▸ SET EXERCISE:
Output all the material that follows, exactly as given.

▸ RECORDS FOR PROCESSING:
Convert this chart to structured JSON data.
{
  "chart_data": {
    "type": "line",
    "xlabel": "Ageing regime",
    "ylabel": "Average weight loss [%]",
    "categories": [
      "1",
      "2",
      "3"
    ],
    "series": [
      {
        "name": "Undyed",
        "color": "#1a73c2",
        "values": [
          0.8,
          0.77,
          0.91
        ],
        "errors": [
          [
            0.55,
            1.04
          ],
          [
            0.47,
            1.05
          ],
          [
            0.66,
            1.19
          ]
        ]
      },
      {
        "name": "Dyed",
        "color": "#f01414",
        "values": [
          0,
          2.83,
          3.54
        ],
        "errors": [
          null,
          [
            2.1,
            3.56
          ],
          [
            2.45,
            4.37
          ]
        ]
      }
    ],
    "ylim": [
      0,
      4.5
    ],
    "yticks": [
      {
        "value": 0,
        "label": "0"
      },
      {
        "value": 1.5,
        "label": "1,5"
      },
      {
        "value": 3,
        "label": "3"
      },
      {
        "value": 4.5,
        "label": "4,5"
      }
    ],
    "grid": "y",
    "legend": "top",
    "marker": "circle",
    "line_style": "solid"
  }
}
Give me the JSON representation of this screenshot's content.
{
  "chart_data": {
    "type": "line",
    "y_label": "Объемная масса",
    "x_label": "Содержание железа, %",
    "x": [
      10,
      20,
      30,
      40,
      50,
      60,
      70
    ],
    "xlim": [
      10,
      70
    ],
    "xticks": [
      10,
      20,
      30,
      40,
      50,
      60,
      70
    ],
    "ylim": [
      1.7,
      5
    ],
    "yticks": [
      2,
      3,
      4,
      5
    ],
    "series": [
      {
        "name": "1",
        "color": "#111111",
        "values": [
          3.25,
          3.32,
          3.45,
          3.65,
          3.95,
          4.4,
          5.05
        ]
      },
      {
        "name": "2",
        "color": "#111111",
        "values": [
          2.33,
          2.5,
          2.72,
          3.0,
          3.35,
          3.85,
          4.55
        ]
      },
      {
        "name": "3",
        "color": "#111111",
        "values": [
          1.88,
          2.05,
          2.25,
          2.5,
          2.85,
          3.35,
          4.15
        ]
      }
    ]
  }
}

▸ ANSWER TO THE EXERCISE:
Convert this chart to structured JSON data.
{
  "chart_data": {
    "type": "line",
    "xlabel": "Ageing regime",
    "ylabel": "Average weight loss [%]",
    "categories": [
      "1",
      "2",
      "3"
    ],
    "series": [
      {
        "name": "Undyed",
        "color": "#1a73c2",
        "values": [
          0.8,
          0.77,
          0.91
        ],
        "errors": [
          [
            0.55,
            1.04
          ],
          [
            0.47,
            1.05
          ],
          [
            0.66,
            1.19
          ]
        ]
      },
      {
        "name": "Dyed",
        "color": "#f01414",
        "values": [
          0,
          2.83,
          3.54
        ],
        "errors": [
          null,
          [
            2.1,
            3.56
          ],
          [
            2.45,
            4.37
          ]
        ]
      }
    ],
    "ylim": [
      0,
      4.5
    ],
    "yticks": [
      {
        "value": 0,
        "label": "0"
      },
      {
        "value": 1.5,
        "label": "1,5"
      },
      {
        "value": 3,
        "label": "3"
      },
      {
        "value": 4.5,
        "label": "4,5"
      }
    ],
    "grid": "y",
    "legend": "top",
    "marker": "circle",
    "line_style": "solid"
  }
}
Give me the JSON representation of this screenshot's content.
{
  "chart_data": {
    "type": "line",
    "y_label": "Объемная масса",
    "x_label": "Содержание железа, %",
    "x": [
      10,
      20,
      30,
      40,
      50,
      60,
      70
    ],
    "xlim": [
      10,
      70
    ],
    "xticks": [
      10,
      20,
      30,
      40,
      50,
      60,
      70
    ],
    "ylim": [
      1.7,
      5
    ],
    "yticks": [
      2,
      3,
      4,
      5
    ],
    "series": [
      {
        "name": "1",
        "color": "#111111",
        "values": [
          3.25,
          3.32,
          3.45,
          3.65,
          3.95,
          4.4,
          5.05
        ]
      },
      {
        "name": "2",
        "color": "#111111",
        "values": [
          2.33,
          2.5,
          2.72,
          3.0,
          3.35,
          3.85,
          4.55
        ]
      },
      {
        "name": "3",
        "color": "#111111",
        "values": [
          1.88,
          2.05,
          2.25,
          2.5,
          2.85,
          3.35,
          4.15
        ]
      }
    ]
  }
}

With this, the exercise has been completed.